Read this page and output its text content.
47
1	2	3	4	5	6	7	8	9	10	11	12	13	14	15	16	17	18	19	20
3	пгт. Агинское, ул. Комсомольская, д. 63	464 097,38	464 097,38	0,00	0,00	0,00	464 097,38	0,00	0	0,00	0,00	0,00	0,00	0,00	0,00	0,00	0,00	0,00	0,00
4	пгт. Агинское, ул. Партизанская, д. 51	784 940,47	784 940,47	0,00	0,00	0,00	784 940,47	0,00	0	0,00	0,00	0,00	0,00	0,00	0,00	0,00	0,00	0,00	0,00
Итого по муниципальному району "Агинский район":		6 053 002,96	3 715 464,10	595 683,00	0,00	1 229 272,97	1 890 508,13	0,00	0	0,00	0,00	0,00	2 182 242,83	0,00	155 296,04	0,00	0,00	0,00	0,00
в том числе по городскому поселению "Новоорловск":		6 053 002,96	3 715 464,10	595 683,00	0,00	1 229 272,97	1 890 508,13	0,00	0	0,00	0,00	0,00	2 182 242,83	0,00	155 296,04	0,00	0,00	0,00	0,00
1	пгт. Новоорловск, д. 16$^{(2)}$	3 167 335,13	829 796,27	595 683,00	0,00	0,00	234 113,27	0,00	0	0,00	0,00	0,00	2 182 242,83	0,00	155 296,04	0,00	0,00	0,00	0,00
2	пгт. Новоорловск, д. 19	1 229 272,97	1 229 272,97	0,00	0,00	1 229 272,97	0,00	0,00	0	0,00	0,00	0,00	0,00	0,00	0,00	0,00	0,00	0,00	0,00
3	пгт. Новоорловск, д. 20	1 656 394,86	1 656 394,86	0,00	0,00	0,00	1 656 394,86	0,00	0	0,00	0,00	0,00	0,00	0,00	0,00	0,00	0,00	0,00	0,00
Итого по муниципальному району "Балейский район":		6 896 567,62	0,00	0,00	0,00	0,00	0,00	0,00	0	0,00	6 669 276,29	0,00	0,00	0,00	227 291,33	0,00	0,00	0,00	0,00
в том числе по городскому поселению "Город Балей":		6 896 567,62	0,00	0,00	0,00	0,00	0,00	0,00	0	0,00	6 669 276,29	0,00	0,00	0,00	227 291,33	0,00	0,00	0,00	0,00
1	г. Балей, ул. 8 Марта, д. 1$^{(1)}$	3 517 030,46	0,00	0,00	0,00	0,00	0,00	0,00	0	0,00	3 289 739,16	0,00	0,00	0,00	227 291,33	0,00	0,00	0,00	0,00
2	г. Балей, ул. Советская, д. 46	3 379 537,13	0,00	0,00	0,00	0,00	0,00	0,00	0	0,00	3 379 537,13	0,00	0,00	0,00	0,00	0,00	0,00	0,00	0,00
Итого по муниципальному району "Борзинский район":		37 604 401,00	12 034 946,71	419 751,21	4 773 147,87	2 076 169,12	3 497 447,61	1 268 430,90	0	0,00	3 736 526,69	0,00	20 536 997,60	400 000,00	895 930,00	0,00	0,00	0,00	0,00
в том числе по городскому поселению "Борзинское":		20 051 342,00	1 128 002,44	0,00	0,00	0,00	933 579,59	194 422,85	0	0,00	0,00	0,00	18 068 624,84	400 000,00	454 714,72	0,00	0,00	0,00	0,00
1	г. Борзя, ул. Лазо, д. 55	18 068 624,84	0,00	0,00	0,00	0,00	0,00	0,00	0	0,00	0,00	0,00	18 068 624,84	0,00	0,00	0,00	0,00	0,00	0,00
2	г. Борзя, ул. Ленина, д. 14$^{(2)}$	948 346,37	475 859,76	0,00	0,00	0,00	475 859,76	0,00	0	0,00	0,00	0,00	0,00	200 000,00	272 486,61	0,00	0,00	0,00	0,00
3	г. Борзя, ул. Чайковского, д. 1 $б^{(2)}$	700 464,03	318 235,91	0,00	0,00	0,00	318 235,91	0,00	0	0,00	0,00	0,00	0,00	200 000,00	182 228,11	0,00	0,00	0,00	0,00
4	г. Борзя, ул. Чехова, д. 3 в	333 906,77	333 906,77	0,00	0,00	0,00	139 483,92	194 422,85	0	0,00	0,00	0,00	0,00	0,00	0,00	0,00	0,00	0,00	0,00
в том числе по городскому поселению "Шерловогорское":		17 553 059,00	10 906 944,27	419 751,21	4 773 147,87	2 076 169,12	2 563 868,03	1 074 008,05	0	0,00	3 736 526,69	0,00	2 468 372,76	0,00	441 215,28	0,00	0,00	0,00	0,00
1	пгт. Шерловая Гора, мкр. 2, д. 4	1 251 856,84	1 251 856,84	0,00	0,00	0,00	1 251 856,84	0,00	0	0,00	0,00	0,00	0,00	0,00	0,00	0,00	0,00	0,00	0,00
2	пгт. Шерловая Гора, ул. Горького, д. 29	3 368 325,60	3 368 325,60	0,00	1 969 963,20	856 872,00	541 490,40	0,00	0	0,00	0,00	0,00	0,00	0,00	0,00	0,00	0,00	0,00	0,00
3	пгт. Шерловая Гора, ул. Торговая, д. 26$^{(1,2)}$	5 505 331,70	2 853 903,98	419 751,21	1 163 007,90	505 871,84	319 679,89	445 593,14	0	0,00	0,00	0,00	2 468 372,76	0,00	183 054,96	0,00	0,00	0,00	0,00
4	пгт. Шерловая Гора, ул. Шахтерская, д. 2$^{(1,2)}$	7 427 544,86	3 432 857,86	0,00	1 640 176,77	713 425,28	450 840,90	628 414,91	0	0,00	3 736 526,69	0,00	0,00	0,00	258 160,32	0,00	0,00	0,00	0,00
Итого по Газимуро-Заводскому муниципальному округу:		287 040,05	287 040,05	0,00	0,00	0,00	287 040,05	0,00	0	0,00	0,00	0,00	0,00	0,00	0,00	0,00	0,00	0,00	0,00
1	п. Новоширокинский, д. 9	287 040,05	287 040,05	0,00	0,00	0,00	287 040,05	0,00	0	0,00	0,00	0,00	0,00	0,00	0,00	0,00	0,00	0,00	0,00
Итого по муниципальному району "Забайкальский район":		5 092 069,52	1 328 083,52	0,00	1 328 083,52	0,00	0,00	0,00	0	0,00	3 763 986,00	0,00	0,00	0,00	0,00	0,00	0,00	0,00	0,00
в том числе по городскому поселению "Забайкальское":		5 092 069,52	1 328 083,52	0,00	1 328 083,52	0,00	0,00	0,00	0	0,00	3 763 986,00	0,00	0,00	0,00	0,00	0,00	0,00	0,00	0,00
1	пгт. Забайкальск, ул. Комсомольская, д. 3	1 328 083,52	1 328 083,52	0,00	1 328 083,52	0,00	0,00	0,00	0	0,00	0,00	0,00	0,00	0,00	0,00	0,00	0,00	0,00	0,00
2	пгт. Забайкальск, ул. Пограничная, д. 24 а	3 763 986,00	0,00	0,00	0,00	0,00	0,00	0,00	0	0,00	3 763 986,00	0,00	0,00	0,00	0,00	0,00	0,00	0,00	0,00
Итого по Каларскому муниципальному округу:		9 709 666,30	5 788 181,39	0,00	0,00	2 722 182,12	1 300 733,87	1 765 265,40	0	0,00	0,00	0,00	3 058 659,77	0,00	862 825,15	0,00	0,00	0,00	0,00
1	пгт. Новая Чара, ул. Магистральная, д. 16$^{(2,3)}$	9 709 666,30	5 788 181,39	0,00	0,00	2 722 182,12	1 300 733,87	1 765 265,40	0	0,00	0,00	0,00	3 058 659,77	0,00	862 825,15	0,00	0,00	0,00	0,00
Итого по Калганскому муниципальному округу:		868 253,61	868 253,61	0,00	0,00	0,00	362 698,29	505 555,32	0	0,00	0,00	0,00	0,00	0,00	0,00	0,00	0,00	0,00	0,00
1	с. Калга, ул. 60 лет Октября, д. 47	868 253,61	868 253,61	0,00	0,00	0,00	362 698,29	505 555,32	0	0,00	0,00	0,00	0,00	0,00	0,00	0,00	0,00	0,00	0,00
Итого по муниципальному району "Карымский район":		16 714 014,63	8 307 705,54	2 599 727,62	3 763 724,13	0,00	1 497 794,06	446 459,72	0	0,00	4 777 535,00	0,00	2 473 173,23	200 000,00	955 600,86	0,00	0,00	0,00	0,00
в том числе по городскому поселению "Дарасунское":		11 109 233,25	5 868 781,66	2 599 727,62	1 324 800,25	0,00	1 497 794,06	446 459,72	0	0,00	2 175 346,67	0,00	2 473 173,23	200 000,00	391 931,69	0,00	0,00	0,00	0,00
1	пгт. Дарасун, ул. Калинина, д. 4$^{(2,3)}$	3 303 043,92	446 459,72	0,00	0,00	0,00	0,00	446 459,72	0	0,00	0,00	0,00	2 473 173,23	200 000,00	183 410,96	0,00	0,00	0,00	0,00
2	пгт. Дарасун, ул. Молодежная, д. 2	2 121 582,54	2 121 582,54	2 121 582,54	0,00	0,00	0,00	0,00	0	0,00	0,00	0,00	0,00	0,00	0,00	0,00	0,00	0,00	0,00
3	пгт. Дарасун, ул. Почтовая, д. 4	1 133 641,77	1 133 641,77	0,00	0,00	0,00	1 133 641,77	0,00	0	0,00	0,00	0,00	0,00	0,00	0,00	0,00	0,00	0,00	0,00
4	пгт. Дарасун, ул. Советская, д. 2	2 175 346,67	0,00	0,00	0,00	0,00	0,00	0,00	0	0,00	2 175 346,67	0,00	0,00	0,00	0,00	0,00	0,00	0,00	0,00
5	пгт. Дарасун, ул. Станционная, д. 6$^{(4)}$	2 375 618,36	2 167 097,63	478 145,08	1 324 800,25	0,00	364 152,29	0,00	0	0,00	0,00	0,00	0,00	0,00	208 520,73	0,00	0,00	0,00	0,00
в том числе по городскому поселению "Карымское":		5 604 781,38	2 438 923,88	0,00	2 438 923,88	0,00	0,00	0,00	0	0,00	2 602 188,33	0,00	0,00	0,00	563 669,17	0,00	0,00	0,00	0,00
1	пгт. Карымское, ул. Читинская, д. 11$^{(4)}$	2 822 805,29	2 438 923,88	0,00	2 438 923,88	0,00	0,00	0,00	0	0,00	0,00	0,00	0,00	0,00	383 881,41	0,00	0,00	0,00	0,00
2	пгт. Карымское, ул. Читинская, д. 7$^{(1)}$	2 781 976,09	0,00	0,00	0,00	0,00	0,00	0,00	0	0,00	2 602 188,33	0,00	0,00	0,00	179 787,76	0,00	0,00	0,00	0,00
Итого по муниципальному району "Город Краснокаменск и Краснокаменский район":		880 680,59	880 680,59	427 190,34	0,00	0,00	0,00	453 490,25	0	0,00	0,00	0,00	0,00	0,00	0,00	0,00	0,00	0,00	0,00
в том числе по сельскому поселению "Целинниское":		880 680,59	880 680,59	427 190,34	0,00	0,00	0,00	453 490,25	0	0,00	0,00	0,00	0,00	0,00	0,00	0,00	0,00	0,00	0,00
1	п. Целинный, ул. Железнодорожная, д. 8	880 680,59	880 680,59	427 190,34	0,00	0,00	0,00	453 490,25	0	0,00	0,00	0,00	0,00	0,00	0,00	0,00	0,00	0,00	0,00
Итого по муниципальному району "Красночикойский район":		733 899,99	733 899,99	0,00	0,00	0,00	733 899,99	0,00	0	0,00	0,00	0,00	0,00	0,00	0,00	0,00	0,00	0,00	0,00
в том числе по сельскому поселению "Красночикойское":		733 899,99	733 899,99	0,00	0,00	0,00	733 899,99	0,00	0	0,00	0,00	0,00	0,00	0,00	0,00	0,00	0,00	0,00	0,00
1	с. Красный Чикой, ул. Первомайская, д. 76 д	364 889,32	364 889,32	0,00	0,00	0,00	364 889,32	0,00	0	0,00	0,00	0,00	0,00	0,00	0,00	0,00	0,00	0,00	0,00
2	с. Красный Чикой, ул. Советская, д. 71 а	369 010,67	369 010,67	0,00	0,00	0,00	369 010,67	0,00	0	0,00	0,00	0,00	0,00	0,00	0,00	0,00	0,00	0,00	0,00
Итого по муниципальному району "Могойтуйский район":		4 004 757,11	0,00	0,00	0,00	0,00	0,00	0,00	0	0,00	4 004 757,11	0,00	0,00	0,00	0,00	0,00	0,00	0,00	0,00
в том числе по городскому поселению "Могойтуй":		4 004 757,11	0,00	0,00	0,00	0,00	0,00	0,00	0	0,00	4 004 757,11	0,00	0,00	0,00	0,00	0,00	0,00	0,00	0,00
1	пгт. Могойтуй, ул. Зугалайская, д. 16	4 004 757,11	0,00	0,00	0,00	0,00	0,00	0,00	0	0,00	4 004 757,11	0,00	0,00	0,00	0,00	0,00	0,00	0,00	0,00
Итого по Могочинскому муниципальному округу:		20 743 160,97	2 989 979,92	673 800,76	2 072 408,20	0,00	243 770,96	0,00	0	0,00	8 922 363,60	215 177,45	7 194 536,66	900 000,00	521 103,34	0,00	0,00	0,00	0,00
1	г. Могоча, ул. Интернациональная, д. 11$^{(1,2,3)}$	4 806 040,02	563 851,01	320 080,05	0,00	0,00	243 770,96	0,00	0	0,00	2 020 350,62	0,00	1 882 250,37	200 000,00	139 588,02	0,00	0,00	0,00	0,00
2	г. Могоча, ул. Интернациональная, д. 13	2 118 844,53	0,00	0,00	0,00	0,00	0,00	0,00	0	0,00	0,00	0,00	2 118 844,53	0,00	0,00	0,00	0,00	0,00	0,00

● ● ● ● ● ● ●

Using the listing above, say how many of its lines contain the string "Карымское", giving nothing but the figure.

## COMPLETE RESPONSE
3